• _Exercise material_
-- begin --
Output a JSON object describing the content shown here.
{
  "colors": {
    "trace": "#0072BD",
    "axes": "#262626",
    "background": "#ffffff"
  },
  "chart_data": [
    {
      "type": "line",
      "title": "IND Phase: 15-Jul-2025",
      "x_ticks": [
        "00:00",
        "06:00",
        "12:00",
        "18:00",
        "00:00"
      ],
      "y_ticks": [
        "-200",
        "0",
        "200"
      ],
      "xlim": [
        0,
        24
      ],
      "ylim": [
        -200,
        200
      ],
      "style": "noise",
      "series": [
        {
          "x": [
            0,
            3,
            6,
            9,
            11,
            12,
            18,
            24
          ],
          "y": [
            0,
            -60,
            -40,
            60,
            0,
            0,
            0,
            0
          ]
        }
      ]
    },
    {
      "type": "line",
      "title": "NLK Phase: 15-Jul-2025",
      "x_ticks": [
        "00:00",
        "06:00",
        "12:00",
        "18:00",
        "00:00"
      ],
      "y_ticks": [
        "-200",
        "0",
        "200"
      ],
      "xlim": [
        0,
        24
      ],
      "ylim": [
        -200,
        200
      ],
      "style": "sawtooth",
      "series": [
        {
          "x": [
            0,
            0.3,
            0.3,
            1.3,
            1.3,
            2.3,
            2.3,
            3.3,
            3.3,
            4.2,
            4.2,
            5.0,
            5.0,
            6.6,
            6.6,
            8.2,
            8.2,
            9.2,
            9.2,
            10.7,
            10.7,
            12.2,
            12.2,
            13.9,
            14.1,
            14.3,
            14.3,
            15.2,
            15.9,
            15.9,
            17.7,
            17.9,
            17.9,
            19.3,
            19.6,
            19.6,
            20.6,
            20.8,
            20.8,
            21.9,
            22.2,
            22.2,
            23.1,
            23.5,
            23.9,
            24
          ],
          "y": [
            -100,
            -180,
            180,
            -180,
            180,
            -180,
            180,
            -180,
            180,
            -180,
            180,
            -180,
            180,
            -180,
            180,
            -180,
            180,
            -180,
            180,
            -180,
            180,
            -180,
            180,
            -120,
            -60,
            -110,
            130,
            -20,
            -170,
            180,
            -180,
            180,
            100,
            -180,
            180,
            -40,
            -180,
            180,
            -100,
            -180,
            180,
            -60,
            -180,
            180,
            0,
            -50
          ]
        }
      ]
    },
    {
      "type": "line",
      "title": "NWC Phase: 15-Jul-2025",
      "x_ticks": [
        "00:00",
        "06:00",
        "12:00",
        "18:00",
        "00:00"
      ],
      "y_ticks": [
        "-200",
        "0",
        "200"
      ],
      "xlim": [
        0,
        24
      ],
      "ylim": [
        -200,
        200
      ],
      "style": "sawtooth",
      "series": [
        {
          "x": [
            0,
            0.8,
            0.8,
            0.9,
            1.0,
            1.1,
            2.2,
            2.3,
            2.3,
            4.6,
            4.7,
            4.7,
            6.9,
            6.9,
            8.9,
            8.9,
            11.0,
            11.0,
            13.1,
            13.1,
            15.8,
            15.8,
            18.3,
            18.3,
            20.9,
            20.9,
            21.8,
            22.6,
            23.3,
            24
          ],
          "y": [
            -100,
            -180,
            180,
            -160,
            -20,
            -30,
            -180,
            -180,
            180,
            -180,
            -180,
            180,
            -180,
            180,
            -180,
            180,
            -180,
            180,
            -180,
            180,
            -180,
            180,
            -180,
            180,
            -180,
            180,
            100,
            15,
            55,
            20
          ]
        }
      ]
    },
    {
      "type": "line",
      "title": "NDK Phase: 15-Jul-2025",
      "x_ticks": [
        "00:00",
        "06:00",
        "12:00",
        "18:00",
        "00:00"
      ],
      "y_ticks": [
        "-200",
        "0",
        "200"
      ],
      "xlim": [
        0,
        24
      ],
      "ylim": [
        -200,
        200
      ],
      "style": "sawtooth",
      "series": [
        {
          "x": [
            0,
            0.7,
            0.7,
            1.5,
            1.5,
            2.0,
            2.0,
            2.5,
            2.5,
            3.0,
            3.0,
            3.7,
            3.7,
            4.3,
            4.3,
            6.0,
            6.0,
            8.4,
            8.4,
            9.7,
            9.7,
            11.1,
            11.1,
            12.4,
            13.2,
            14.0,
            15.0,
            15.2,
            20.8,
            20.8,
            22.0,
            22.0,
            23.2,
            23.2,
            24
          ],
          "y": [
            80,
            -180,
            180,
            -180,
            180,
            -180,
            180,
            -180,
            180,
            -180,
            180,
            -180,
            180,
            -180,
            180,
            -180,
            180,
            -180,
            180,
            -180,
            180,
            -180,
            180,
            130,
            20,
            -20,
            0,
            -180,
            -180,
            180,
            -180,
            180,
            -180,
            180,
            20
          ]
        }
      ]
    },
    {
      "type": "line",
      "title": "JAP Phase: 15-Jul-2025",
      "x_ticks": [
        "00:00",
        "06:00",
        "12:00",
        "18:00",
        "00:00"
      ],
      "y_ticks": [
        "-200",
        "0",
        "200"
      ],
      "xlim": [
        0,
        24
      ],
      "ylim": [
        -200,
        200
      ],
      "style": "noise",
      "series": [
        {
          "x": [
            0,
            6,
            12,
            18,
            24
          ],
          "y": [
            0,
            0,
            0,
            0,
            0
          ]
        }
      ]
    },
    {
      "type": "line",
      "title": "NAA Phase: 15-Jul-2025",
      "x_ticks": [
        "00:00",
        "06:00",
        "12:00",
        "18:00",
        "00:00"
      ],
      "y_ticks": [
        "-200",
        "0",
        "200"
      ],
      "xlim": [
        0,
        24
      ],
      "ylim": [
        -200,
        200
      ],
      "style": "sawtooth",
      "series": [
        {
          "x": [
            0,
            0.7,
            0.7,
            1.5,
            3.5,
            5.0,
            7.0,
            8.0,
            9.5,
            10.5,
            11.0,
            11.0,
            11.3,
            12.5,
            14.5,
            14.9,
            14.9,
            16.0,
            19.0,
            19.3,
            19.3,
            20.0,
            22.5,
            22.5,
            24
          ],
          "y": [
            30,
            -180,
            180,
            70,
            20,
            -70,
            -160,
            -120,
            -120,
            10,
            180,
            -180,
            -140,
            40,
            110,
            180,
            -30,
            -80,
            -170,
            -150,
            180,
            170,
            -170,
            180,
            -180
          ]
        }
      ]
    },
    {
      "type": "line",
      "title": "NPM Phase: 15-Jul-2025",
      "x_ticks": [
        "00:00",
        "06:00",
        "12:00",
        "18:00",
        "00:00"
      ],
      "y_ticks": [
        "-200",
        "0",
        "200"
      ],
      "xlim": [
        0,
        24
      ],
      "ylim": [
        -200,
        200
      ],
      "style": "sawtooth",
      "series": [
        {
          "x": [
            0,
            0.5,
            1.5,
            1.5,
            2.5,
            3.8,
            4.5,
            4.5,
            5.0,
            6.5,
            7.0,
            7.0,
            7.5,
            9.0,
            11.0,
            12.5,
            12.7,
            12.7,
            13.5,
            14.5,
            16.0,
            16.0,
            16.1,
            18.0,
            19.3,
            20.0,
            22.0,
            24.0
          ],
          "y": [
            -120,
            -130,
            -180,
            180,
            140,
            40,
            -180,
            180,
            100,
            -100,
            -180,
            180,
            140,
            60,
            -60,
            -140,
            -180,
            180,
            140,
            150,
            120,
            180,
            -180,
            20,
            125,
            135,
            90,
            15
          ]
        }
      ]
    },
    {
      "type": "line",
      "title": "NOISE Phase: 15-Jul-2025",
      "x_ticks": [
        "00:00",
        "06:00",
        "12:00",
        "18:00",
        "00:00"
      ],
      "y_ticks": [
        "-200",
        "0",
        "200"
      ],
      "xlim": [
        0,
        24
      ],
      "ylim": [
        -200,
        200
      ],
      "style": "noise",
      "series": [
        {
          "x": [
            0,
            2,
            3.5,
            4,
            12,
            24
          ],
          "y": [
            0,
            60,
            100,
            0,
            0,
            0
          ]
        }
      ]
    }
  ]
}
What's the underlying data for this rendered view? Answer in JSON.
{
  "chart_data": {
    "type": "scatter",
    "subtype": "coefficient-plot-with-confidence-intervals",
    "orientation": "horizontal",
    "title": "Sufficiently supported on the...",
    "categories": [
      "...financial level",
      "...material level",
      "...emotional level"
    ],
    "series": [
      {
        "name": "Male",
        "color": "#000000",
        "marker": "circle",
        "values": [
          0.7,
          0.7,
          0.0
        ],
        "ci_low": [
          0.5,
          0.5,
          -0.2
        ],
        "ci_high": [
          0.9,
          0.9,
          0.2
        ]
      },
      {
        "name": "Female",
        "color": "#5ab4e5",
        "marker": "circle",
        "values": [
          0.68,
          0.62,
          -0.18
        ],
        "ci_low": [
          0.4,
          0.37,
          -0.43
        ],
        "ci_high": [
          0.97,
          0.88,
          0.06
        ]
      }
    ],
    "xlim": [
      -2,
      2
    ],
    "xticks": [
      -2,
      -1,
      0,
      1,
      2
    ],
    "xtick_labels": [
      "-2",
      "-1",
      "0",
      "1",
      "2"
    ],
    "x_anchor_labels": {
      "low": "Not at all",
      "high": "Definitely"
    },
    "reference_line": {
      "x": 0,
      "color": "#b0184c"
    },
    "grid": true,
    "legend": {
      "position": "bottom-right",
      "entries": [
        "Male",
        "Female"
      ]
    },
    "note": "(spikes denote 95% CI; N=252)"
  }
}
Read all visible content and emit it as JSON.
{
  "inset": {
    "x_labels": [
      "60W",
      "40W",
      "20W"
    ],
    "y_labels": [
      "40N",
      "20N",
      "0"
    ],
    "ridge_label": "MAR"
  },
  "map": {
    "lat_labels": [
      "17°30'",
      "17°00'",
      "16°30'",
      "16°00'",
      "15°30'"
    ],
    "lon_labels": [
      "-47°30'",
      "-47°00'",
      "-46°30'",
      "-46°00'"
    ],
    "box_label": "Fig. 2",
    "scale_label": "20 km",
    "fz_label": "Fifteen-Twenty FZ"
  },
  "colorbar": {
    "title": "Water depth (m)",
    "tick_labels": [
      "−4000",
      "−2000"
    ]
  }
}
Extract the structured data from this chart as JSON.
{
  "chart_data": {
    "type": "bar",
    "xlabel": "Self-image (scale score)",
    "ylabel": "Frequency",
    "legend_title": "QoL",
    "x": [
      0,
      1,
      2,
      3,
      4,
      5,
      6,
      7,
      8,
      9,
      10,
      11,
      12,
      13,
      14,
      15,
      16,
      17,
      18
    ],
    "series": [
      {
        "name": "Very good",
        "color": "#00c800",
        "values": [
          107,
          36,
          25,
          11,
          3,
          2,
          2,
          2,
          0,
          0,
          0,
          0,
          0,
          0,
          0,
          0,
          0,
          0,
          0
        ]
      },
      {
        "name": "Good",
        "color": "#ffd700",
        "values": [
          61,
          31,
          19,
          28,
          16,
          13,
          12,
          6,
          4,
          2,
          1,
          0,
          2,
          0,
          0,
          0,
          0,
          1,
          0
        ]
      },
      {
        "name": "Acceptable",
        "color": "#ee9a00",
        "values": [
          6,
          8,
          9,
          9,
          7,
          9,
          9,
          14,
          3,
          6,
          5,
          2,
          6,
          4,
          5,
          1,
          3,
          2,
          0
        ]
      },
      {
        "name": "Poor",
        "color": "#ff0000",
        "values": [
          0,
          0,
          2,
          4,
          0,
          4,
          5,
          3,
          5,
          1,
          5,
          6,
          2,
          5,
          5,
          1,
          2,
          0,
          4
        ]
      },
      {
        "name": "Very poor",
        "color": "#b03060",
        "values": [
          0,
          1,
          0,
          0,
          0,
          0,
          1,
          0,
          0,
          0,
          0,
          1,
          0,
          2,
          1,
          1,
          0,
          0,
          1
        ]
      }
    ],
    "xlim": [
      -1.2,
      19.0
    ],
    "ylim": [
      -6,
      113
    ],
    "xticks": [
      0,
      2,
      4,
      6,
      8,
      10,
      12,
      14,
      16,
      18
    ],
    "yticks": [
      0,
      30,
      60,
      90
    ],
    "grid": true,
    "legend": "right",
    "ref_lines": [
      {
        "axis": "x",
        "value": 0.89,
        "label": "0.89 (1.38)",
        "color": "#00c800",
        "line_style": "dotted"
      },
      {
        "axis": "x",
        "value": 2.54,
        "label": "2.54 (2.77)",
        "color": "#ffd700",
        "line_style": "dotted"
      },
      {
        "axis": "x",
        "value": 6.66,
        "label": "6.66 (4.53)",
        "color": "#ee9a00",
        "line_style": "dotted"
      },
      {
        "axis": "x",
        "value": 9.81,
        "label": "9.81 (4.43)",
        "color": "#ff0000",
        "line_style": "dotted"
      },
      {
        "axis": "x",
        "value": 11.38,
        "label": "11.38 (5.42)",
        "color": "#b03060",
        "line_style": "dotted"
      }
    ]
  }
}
-- end --
• _Your goal_
Please list every line of the records that contains "this".

• _Exercise output_
What's the underlying data for this rendered view? Answer in JSON.
Extract the structured data from this chart as JSON.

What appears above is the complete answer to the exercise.